■ THE TASK
Return all of the data exactly as given.

____ INPUT RECORDS

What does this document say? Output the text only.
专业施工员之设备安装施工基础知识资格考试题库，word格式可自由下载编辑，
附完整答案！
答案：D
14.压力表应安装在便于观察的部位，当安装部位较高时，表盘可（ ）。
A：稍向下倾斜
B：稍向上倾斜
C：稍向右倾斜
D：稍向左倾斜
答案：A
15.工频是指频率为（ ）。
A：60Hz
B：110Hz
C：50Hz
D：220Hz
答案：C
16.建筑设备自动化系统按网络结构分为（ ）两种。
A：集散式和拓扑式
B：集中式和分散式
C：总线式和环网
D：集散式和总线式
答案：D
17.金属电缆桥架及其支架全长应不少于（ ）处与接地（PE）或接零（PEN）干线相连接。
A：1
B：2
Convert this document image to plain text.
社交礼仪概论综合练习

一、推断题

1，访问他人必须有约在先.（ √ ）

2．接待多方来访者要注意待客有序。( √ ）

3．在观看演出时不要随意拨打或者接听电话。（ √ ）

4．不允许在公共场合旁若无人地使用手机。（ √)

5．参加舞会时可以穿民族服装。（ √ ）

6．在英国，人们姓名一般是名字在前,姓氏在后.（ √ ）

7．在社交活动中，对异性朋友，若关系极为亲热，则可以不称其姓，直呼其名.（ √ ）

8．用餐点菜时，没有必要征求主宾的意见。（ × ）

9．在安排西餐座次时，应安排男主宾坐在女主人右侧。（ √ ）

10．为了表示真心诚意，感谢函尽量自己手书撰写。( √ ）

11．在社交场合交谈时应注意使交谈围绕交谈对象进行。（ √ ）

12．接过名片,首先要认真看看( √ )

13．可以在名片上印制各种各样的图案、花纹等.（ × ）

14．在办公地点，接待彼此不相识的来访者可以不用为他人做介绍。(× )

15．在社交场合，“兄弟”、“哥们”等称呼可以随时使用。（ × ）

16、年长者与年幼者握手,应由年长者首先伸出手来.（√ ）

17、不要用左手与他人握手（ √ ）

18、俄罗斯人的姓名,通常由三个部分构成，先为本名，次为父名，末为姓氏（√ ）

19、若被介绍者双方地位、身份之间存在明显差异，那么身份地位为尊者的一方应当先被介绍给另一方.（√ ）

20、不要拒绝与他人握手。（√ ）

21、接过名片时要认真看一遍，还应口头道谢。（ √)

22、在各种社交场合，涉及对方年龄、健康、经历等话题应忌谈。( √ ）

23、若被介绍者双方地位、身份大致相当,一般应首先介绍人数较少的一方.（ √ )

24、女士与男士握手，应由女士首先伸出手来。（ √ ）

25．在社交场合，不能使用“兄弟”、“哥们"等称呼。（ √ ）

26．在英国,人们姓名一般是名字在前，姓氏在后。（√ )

________

■ COMPLETE RESPONSE
What does this document say? Output the text only.
专业施工员之设备安装施工基础知识资格考试题库，word格式可自由下载编辑，
附完整答案！
答案：D
14.压力表应安装在便于观察的部位，当安装部位较高时，表盘可（ ）。
A：稍向下倾斜
B：稍向上倾斜
C：稍向右倾斜
D：稍向左倾斜
答案：A
15.工频是指频率为（ ）。
A：60Hz
B：110Hz
C：50Hz
D：220Hz
答案：C
16.建筑设备自动化系统按网络结构分为（ ）两种。
A：集散式和拓扑式
B：集中式和分散式
C：总线式和环网
D：集散式和总线式
答案：D
17.金属电缆桥架及其支架全长应不少于（ ）处与接地（PE）或接零（PEN）干线相连接。
A：1
B：2
Convert this document image to plain text.
社交礼仪概论综合练习

一、推断题

1，访问他人必须有约在先.（ √ ）

2．接待多方来访者要注意待客有序。( √ ）

3．在观看演出时不要随意拨打或者接听电话。（ √ ）

4．不允许在公共场合旁若无人地使用手机。（ √)

5．参加舞会时可以穿民族服装。（ √ ）

6．在英国，人们姓名一般是名字在前,姓氏在后.（ √ ）

7．在社交活动中，对异性朋友，若关系极为亲热，则可以不称其姓，直呼其名.（ √ ）

8．用餐点菜时，没有必要征求主宾的意见。（ × ）

9．在安排西餐座次时，应安排男主宾坐在女主人右侧。（ √ ）

10．为了表示真心诚意，感谢函尽量自己手书撰写。( √ ）

11．在社交场合交谈时应注意使交谈围绕交谈对象进行。（ √ ）

12．接过名片,首先要认真看看( √ )

13．可以在名片上印制各种各样的图案、花纹等.（ × ）

14．在办公地点，接待彼此不相识的来访者可以不用为他人做介绍。(× )

15．在社交场合，“兄弟”、“哥们”等称呼可以随时使用。（ × ）

16、年长者与年幼者握手,应由年长者首先伸出手来.（√ ）

17、不要用左手与他人握手（ √ ）

18、俄罗斯人的姓名,通常由三个部分构成，先为本名，次为父名，末为姓氏（√ ）

19、若被介绍者双方地位、身份之间存在明显差异，那么身份地位为尊者的一方应当先被介绍给另一方.（√ ）

20、不要拒绝与他人握手。（√ ）

21、接过名片时要认真看一遍，还应口头道谢。（ √)

22、在各种社交场合，涉及对方年龄、健康、经历等话题应忌谈。( √ ）

23、若被介绍者双方地位、身份大致相当,一般应首先介绍人数较少的一方.（ √ )

24、女士与男士握手，应由女士首先伸出手来。（ √ ）

25．在社交场合，不能使用“兄弟”、“哥们"等称呼。（ √ ）

26．在英国,人们姓名一般是名字在前，姓氏在后。（√ )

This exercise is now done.